■ TASK OBJECTIVE ■
With the images removed, repeat the data below exactly.

■ DATA EXTRACT ■
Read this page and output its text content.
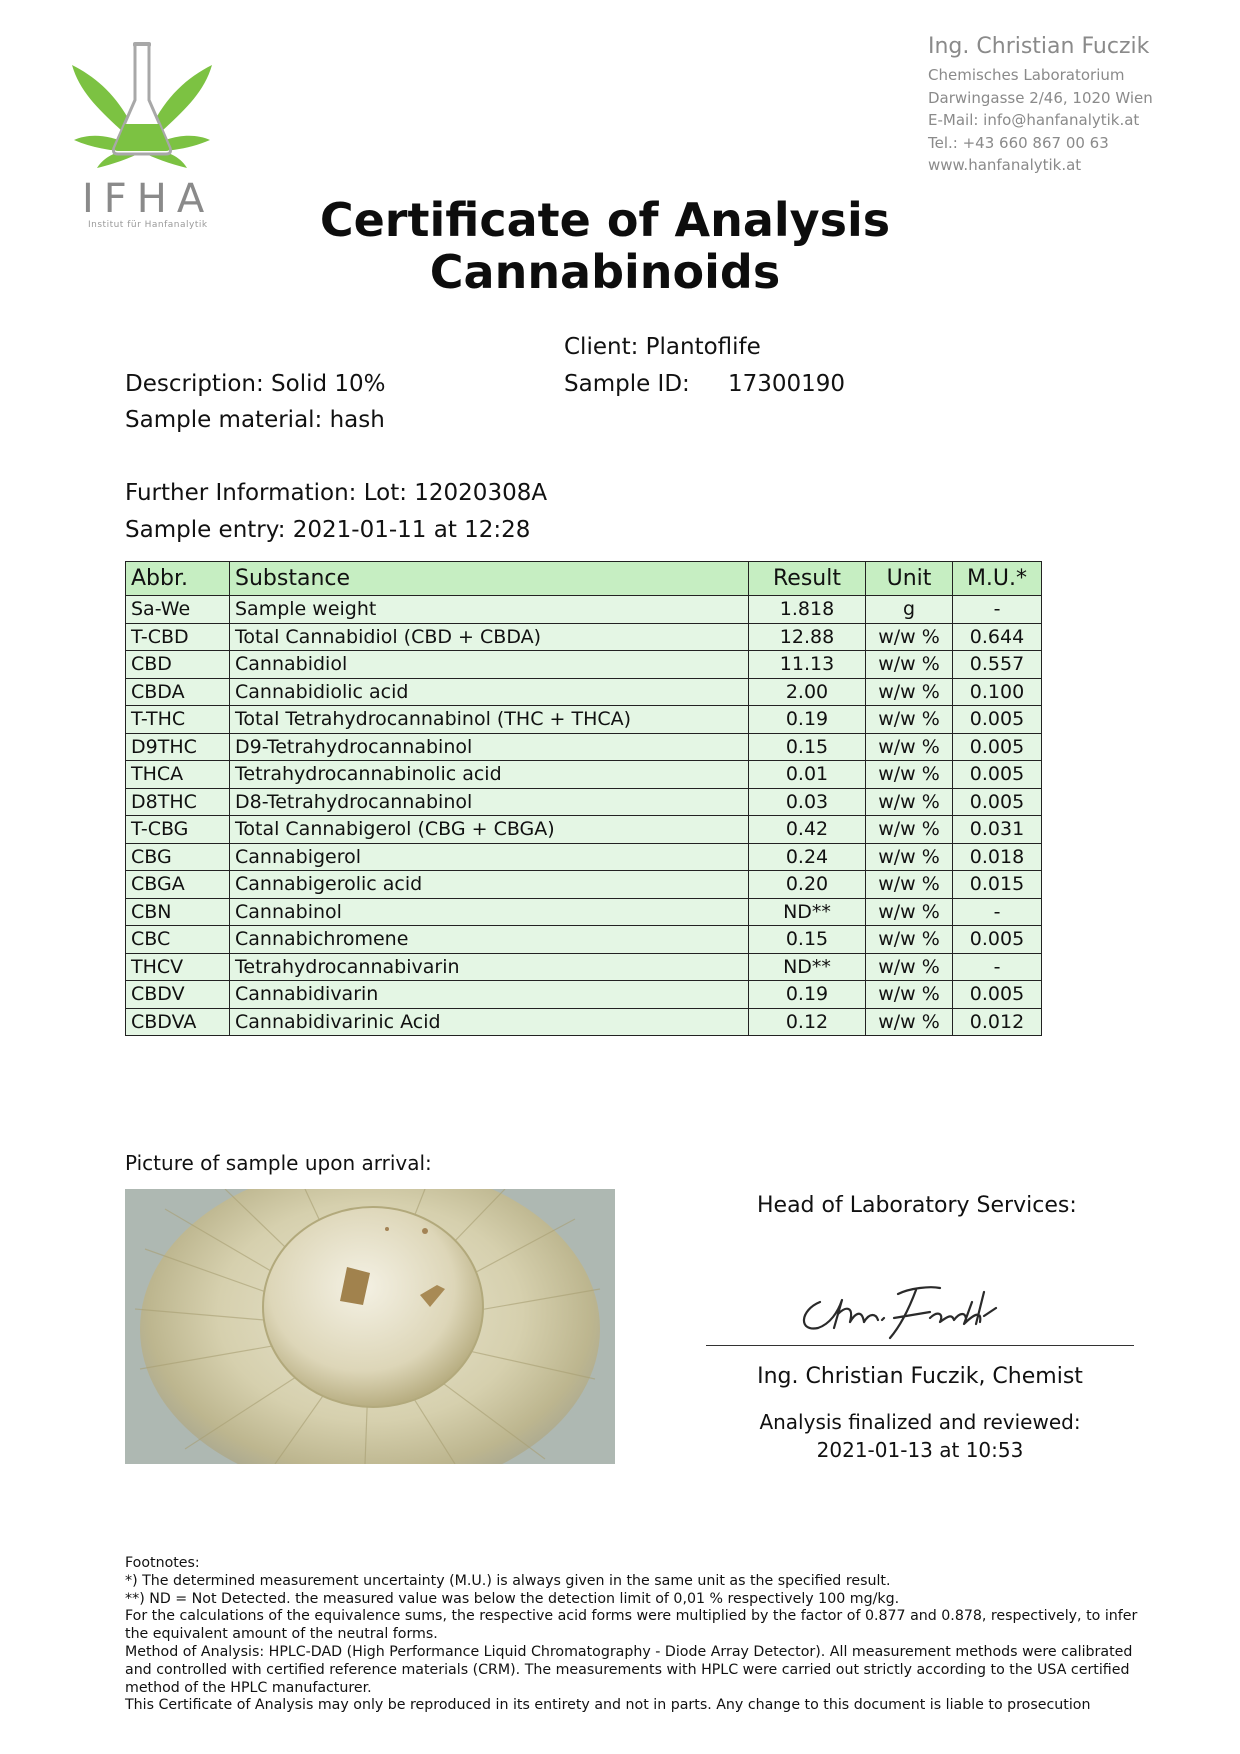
IFHA
Institut für Hanfanalytik
Ing. Christian Fuczik
Chemisches Laboratorium
Darwingasse 2/46, 1020 Wien
E-Mail: info@hanfanalytik.at
Tel.: +43 660 867 00 63
www.hanfanalytik.at
Certificate of Analysis
Cannabinoids
Client: Plantoflife
Sample ID: 17300190
Description: Solid 10%
Sample material: hash
Further Information: Lot: 12020308A
Sample entry: 2021-01-11 at 12:28
Abbr.	Substance	Result	Unit	M.U.*
Sa-We	Sample weight	1.818	g	-
T-CBD	Total Cannabidiol (CBD + CBDA)	12.88	w/w %	0.644
CBD	Cannabidiol	11.13	w/w %	0.557
CBDA	Cannabidiolic acid	2.00	w/w %	0.100
T-THC	Total Tetrahydrocannabinol (THC + THCA)	0.19	w/w %	0.005
D9THC	D9-Tetrahydrocannabinol	0.15	w/w %	0.005
THCA	Tetrahydrocannabinolic acid	0.01	w/w %	0.005
D8THC	D8-Tetrahydrocannabinol	0.03	w/w %	0.005
T-CBG	Total Cannabigerol (CBG + CBGA)	0.42	w/w %	0.031
CBG	Cannabigerol	0.24	w/w %	0.018
CBGA	Cannabigerolic acid	0.20	w/w %	0.015
CBN	Cannabinol	ND**	w/w %	-
CBC	Cannabichromene	0.15	w/w %	0.005
THCV	Tetrahydrocannabivarin	ND**	w/w %	-
CBDV	Cannabidivarin	0.19	w/w %	0.005
CBDVA	Cannabidivarinic Acid	0.12	w/w %	0.012
Picture of sample upon arrival:
Head of Laboratory Services:
Ing. Christian Fuczik, Chemist
Analysis finalized and reviewed:
2021-01-13 at 10:53
Footnotes:
*) The determined measurement uncertainty (M.U.) is always given in the same unit as the specified result.
**) ND = Not Detected. the measured value was below the detection limit of 0,01 % respectively 100 mg/kg.
For the calculations of the equivalence sums, the respective acid forms were multiplied by the factor of 0.877 and 0.878, respectively, to infer the equivalent amount of the neutral forms.
Method of Analysis: HPLC-DAD (High Performance Liquid Chromatography - Diode Array Detector). All measurement methods were calibrated and controlled with certified reference materials (CRM). The measurements with HPLC were carried out strictly according to the USA certified method of the HPLC manufacturer.
This Certificate of Analysis may only be reproduced in its entirety and not in parts. Any change to this document is liable to prosecution
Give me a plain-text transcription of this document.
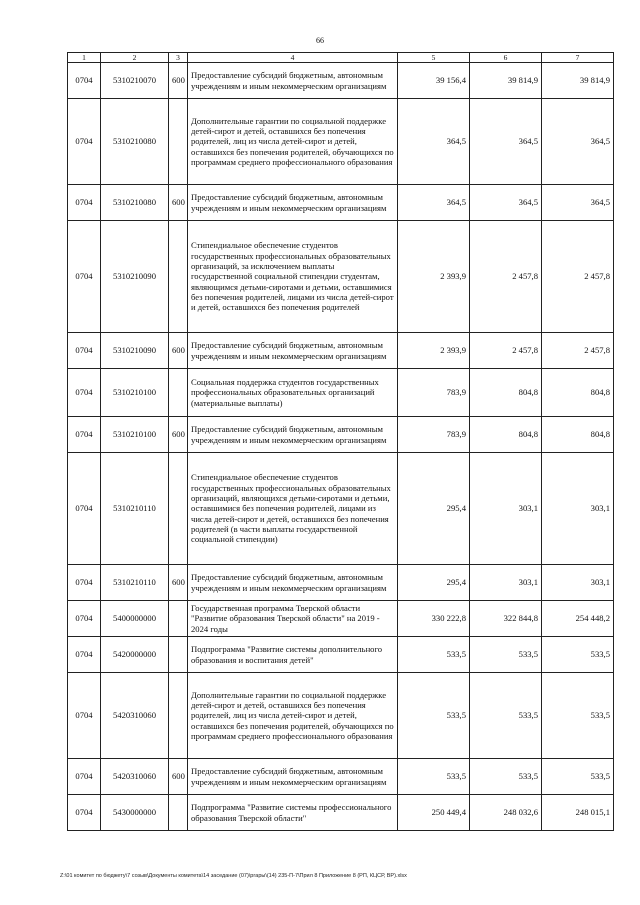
66
1	2	3	4	5	6	7
0704	5310210070	600	Предоставление субсидий бюджетным, автономным учреждениям и иным некоммерческим организациям	39 156,4	39 814,9	39 814,9
0704	5310210080		Дополнительные гарантии по социальной поддержке детей-сирот и детей, оставшихся без попечения родителей, лиц из числа детей-сирот и детей, оставшихся без попечения родителей, обучающихся по программам среднего профессионального образования	364,5	364,5	364,5
0704	5310210080	600	Предоставление субсидий бюджетным, автономным учреждениям и иным некоммерческим организациям	364,5	364,5	364,5
0704	5310210090		Стипендиальное обеспечение студентов государственных профессиональных образовательных организаций, за исключением выплаты государственной социальной стипендии студентам, являющимся детьми-сиротами и детьми, оставшимися без попечения родителей, лицами из числа детей-сирот и детей, оставшихся без попечения родителей	2 393,9	2 457,8	2 457,8
0704	5310210090	600	Предоставление субсидий бюджетным, автономным учреждениям и иным некоммерческим организациям	2 393,9	2 457,8	2 457,8
0704	5310210100		Социальная поддержка студентов государственных профессиональных образовательных организаций (материальные выплаты)	783,9	804,8	804,8
0704	5310210100	600	Предоставление субсидий бюджетным, автономным учреждениям и иным некоммерческим организациям	783,9	804,8	804,8
0704	5310210110		Стипендиальное обеспечение студентов государственных профессиональных образовательных организаций, являющихся детьми-сиротами и детьми, оставшимися без попечения родителей, лицами из числа детей-сирот и детей, оставшихся без попечения родителей (в части выплаты государственной социальной стипендии)	295,4	303,1	303,1
0704	5310210110	600	Предоставление субсидий бюджетным, автономным учреждениям и иным некоммерческим организациям	295,4	303,1	303,1
0704	5400000000		Государственная программа Тверской области "Развитие образования Тверской области" на 2019 - 2024 годы	330 222,8	322 844,8	254 448,2
0704	5420000000		Подпрограмма "Развитие системы дополнительного образования и воспитания детей"	533,5	533,5	533,5
0704	5420310060		Дополнительные гарантии по социальной поддержке детей-сирот и детей, оставшихся без попечения родителей, лиц из числа детей-сирот и детей, оставшихся без попечения родителей, обучающихся по программам среднего профессионального образования	533,5	533,5	533,5
0704	5420310060	600	Предоставление субсидий бюджетным, автономным учреждениям и иным некоммерческим организациям	533,5	533,5	533,5
0704	5430000000		Подпрограмма "Развитие системы профессионального образования Тверской области"	250 449,4	248 032,6	248 015,1
Z:\01 комитет по бюджету\7 созыв\Документы комитета\14 заседание (07)\ргары\(14) 235-П-7\Прил 8 Приложение 8 (РП, КЦСР, ВР).xlsx
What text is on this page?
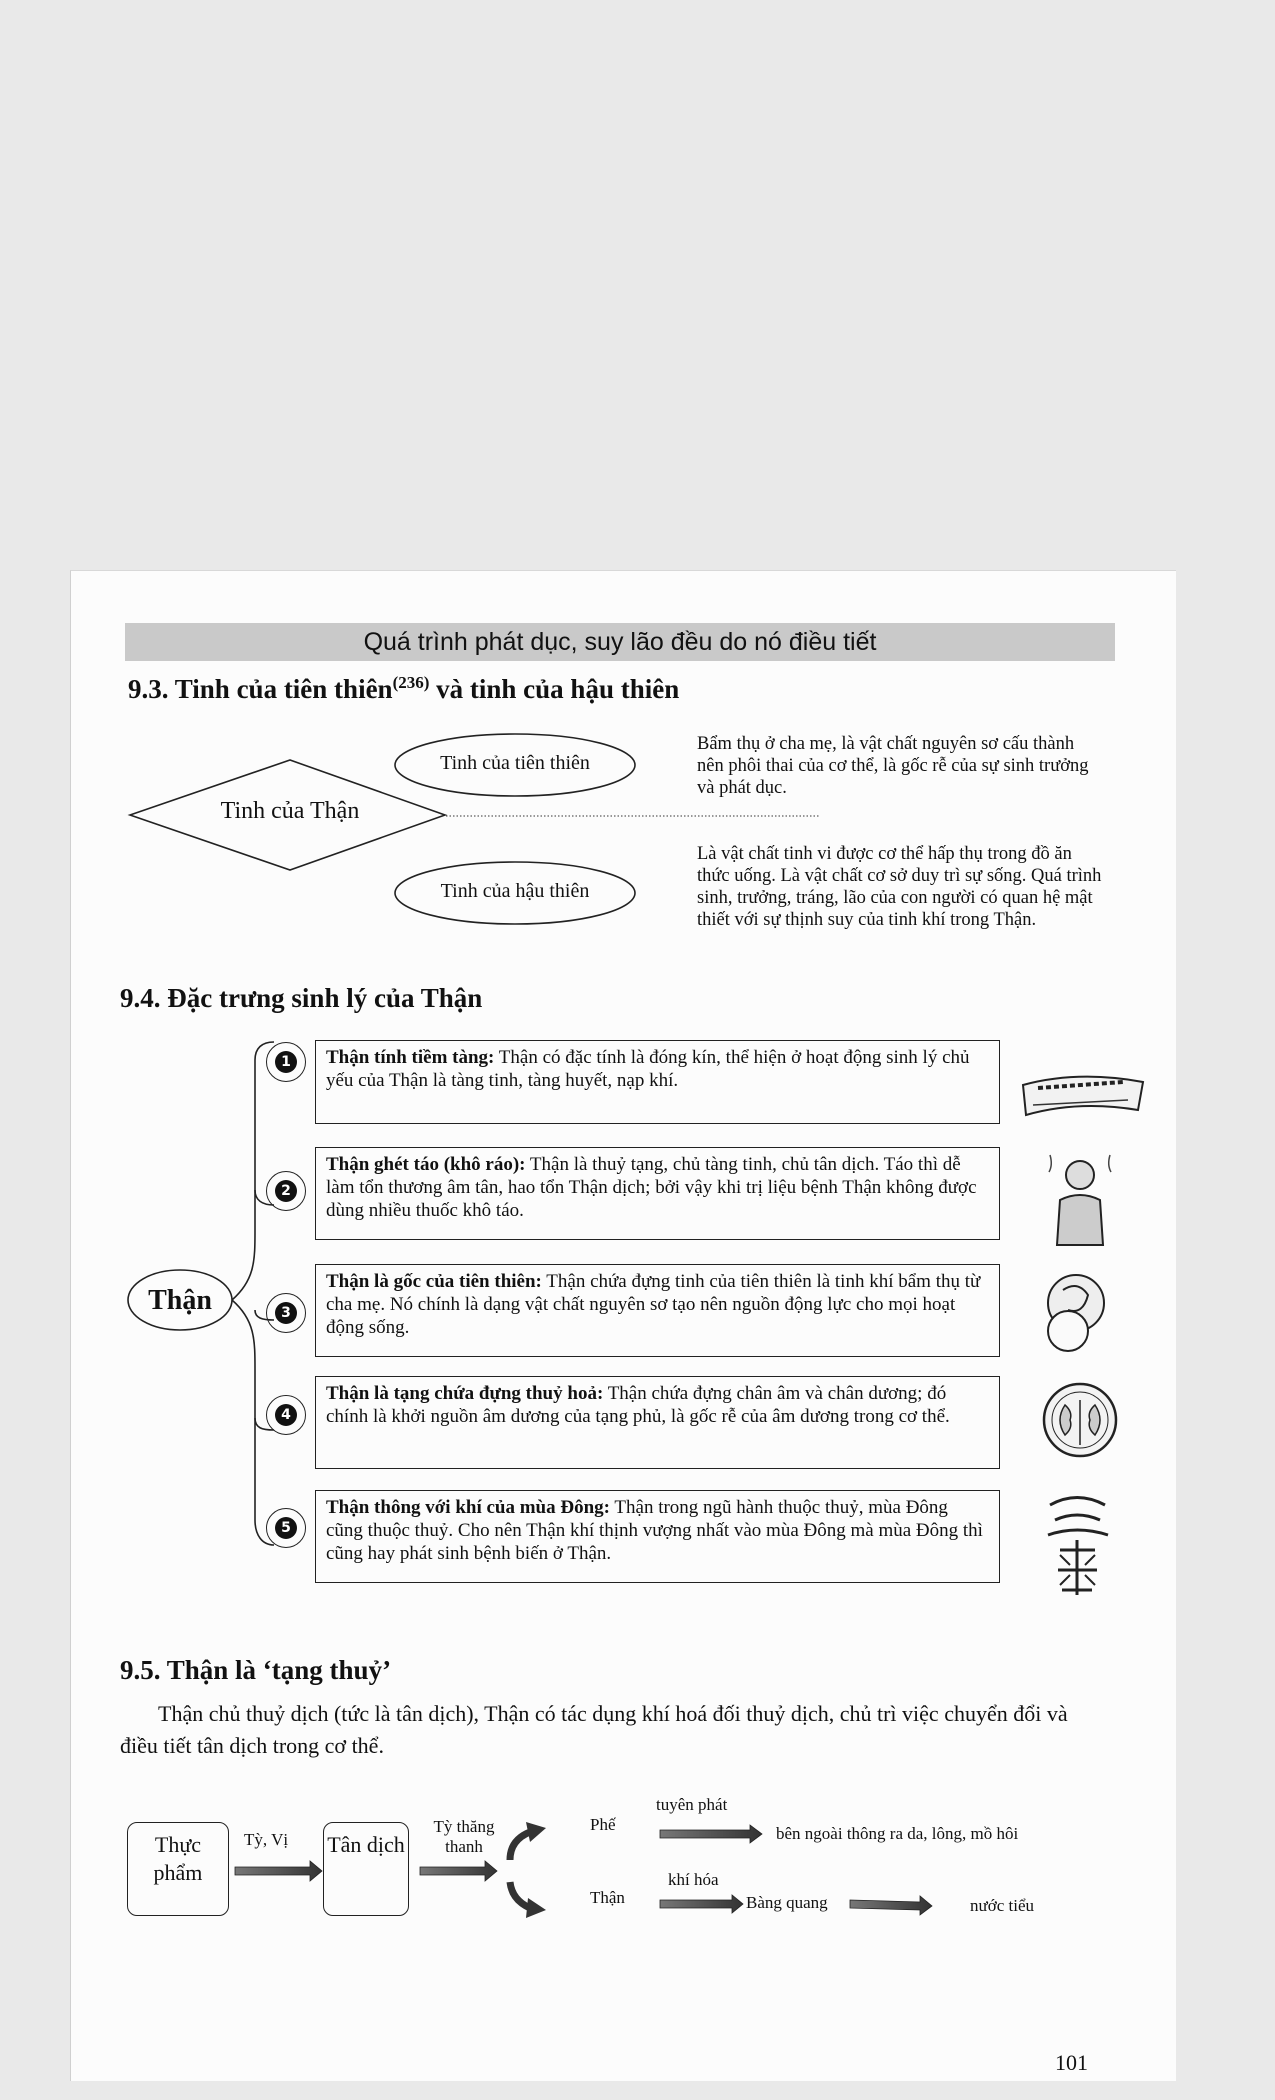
Quá trình phát dục, suy lão đều do nó điều tiết
9.3. Tinh của tiên thiên$^{(236)}$ và tinh của hậu thiên
Tinh của Thận
Tinh của tiên thiên
Tinh của hậu thiên
Bẩm thụ ở cha mẹ, là vật chất nguyên sơ cấu thành nên phôi thai của cơ thể, là gốc rễ của sự sinh trưởng và phát dục.
Là vật chất tinh vi được cơ thể hấp thụ trong đồ ăn thức uống. Là vật chất cơ sở duy trì sự sống. Quá trình sinh, trưởng, tráng, lão của con người có quan hệ mật thiết với sự thịnh suy của tinh khí trong Thận.
9.4. Đặc trưng sinh lý của Thận
Thận
1
2
3
4
5
Thận tính tiềm tàng: Thận có đặc tính là đóng kín, thể hiện ở hoạt động sinh lý chủ yếu của Thận là tàng tinh, tàng huyết, nạp khí.
Thận ghét táo (khô ráo): Thận là thuỷ tạng, chủ tàng tinh, chủ tân dịch. Táo thì dễ làm tổn thương âm tân, hao tổn Thận dịch; bởi vậy khi trị liệu bệnh Thận không được dùng nhiều thuốc khô táo.
Thận là gốc của tiên thiên: Thận chứa đựng tinh của tiên thiên là tinh khí bẩm thụ từ cha mẹ. Nó chính là dạng vật chất nguyên sơ tạo nên nguồn động lực cho mọi hoạt động sống.
Thận là tạng chứa đựng thuỷ hoả: Thận chứa đựng chân âm và chân dương; đó chính là khởi nguồn âm dương của tạng phủ, là gốc rễ của âm dương trong cơ thể.
Thận thông với khí của mùa Đông: Thận trong ngũ hành thuộc thuỷ, mùa Đông cũng thuộc thuỷ. Cho nên Thận khí thịnh vượng nhất vào mùa Đông mà mùa Đông thì cũng hay phát sinh bệnh biến ở Thận.
9.5. Thận là ‘tạng thuỷ’
Thận chủ thuỷ dịch (tức là tân dịch), Thận có tác dụng khí hoá đối thuỷ dịch, chủ trì việc chuyển đổi và điều tiết tân dịch trong cơ thể.
Thực phẩm
Tân dịch
Tỳ, Vị
Tỳ thăng thanh
Phế
Thận
tuyên phát
khí hóa
bên ngoài thông ra da, lông, mồ hôi
Bàng quang	nước tiểu
101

■ SOLUTION TO THE PROBLEM ■
Read this page and output its text content.
IFHA
Institut für Hanfanalytik
Ing. Christian Fuczik
Chemisches Laboratorium
Darwingasse 2/46, 1020 Wien
E-Mail: info@hanfanalytik.at
Tel.: +43 660 867 00 63
www.hanfanalytik.at
Certificate of Analysis
Cannabinoids
Client: Plantoflife
Sample ID: 17300190
Description: Solid 10%
Sample material: hash
Further Information: Lot: 12020308A
Sample entry: 2021-01-11 at 12:28
Abbr.	Substance	Result	Unit	M.U.*
Sa-We	Sample weight	1.818	g	-
T-CBD	Total Cannabidiol (CBD + CBDA)	12.88	w/w %	0.644
CBD	Cannabidiol	11.13	w/w %	0.557
CBDA	Cannabidiolic acid	2.00	w/w %	0.100
T-THC	Total Tetrahydrocannabinol (THC + THCA)	0.19	w/w %	0.005
D9THC	D9-Tetrahydrocannabinol	0.15	w/w %	0.005
THCA	Tetrahydrocannabinolic acid	0.01	w/w %	0.005
D8THC	D8-Tetrahydrocannabinol	0.03	w/w %	0.005
T-CBG	Total Cannabigerol (CBG + CBGA)	0.42	w/w %	0.031
CBG	Cannabigerol	0.24	w/w %	0.018
CBGA	Cannabigerolic acid	0.20	w/w %	0.015
CBN	Cannabinol	ND**	w/w %	-
CBC	Cannabichromene	0.15	w/w %	0.005
THCV	Tetrahydrocannabivarin	ND**	w/w %	-
CBDV	Cannabidivarin	0.19	w/w %	0.005
CBDVA	Cannabidivarinic Acid	0.12	w/w %	0.012
Picture of sample upon arrival:
Head of Laboratory Services:
Ing. Christian Fuczik, Chemist
Analysis finalized and reviewed:
2021-01-13 at 10:53
Footnotes:
*) The determined measurement uncertainty (M.U.) is always given in the same unit as the specified result.
**) ND = Not Detected. the measured value was below the detection limit of 0,01 % respectively 100 mg/kg.
For the calculations of the equivalence sums, the respective acid forms were multiplied by the factor of 0.877 and 0.878, respectively, to infer the equivalent amount of the neutral forms.
Method of Analysis: HPLC-DAD (High Performance Liquid Chromatography - Diode Array Detector). All measurement methods were calibrated and controlled with certified reference materials (CRM). The measurements with HPLC were carried out strictly according to the USA certified method of the HPLC manufacturer.
This Certificate of Analysis may only be reproduced in its entirety and not in parts. Any change to this document is liable to prosecution
Give me a plain-text transcription of this document.
66
1	2	3	4	5	6	7
0704	5310210070	600	Предоставление субсидий бюджетным, автономным учреждениям и иным некоммерческим организациям	39 156,4	39 814,9	39 814,9
0704	5310210080		Дополнительные гарантии по социальной поддержке детей-сирот и детей, оставшихся без попечения родителей, лиц из числа детей-сирот и детей, оставшихся без попечения родителей, обучающихся по программам среднего профессионального образования	364,5	364,5	364,5
0704	5310210080	600	Предоставление субсидий бюджетным, автономным учреждениям и иным некоммерческим организациям	364,5	364,5	364,5
0704	5310210090		Стипендиальное обеспечение студентов государственных профессиональных образовательных организаций, за исключением выплаты государственной социальной стипендии студентам, являющимся детьми-сиротами и детьми, оставшимися без попечения родителей, лицами из числа детей-сирот и детей, оставшихся без попечения родителей	2 393,9	2 457,8	2 457,8
0704	5310210090	600	Предоставление субсидий бюджетным, автономным учреждениям и иным некоммерческим организациям	2 393,9	2 457,8	2 457,8
0704	5310210100		Социальная поддержка студентов государственных профессиональных образовательных организаций (материальные выплаты)	783,9	804,8	804,8
0704	5310210100	600	Предоставление субсидий бюджетным, автономным учреждениям и иным некоммерческим организациям	783,9	804,8	804,8
0704	5310210110		Стипендиальное обеспечение студентов государственных профессиональных образовательных организаций, являющихся детьми-сиротами и детьми, оставшимися без попечения родителей, лицами из числа детей-сирот и детей, оставшихся без попечения родителей (в части выплаты государственной социальной стипендии)	295,4	303,1	303,1
0704	5310210110	600	Предоставление субсидий бюджетным, автономным учреждениям и иным некоммерческим организациям	295,4	303,1	303,1
0704	5400000000		Государственная программа Тверской области "Развитие образования Тверской области" на 2019 - 2024 годы	330 222,8	322 844,8	254 448,2
0704	5420000000		Подпрограмма "Развитие системы дополнительного образования и воспитания детей"	533,5	533,5	533,5
0704	5420310060		Дополнительные гарантии по социальной поддержке детей-сирот и детей, оставшихся без попечения родителей, лиц из числа детей-сирот и детей, оставшихся без попечения родителей, обучающихся по программам среднего профессионального образования	533,5	533,5	533,5
0704	5420310060	600	Предоставление субсидий бюджетным, автономным учреждениям и иным некоммерческим организациям	533,5	533,5	533,5
0704	5430000000		Подпрограмма "Развитие системы профессионального образования Тверской области"	250 449,4	248 032,6	248 015,1
Z:\01 комитет по бюджету\7 созыв\Документы комитета\14 заседание (07)\ргары\(14) 235-П-7\Прил 8 Приложение 8 (РП, КЦСР, ВР).xlsx
What text is on this page?
Quá trình phát dục, suy lão đều do nó điều tiết
9.3. Tinh của tiên thiên$^{(236)}$ và tinh của hậu thiên
Tinh của Thận
Tinh của tiên thiên
Tinh của hậu thiên
Bẩm thụ ở cha mẹ, là vật chất nguyên sơ cấu thành nên phôi thai của cơ thể, là gốc rễ của sự sinh trưởng và phát dục.
Là vật chất tinh vi được cơ thể hấp thụ trong đồ ăn thức uống. Là vật chất cơ sở duy trì sự sống. Quá trình sinh, trưởng, tráng, lão của con người có quan hệ mật thiết với sự thịnh suy của tinh khí trong Thận.
9.4. Đặc trưng sinh lý của Thận
Thận
1
2
3
4
5
Thận tính tiềm tàng: Thận có đặc tính là đóng kín, thể hiện ở hoạt động sinh lý chủ yếu của Thận là tàng tinh, tàng huyết, nạp khí.
Thận ghét táo (khô ráo): Thận là thuỷ tạng, chủ tàng tinh, chủ tân dịch. Táo thì dễ làm tổn thương âm tân, hao tổn Thận dịch; bởi vậy khi trị liệu bệnh Thận không được dùng nhiều thuốc khô táo.
Thận là gốc của tiên thiên: Thận chứa đựng tinh của tiên thiên là tinh khí bẩm thụ từ cha mẹ. Nó chính là dạng vật chất nguyên sơ tạo nên nguồn động lực cho mọi hoạt động sống.
Thận là tạng chứa đựng thuỷ hoả: Thận chứa đựng chân âm và chân dương; đó chính là khởi nguồn âm dương của tạng phủ, là gốc rễ của âm dương trong cơ thể.
Thận thông với khí của mùa Đông: Thận trong ngũ hành thuộc thuỷ, mùa Đông cũng thuộc thuỷ. Cho nên Thận khí thịnh vượng nhất vào mùa Đông mà mùa Đông thì cũng hay phát sinh bệnh biến ở Thận.
9.5. Thận là ‘tạng thuỷ’
Thận chủ thuỷ dịch (tức là tân dịch), Thận có tác dụng khí hoá đối thuỷ dịch, chủ trì việc chuyển đổi và điều tiết tân dịch trong cơ thể.
Thực phẩm
Tân dịch
Tỳ, Vị
Tỳ thăng thanh
Phế
Thận
tuyên phát
khí hóa
bên ngoài thông ra da, lông, mồ hôi
Bàng quang	nước tiểu
101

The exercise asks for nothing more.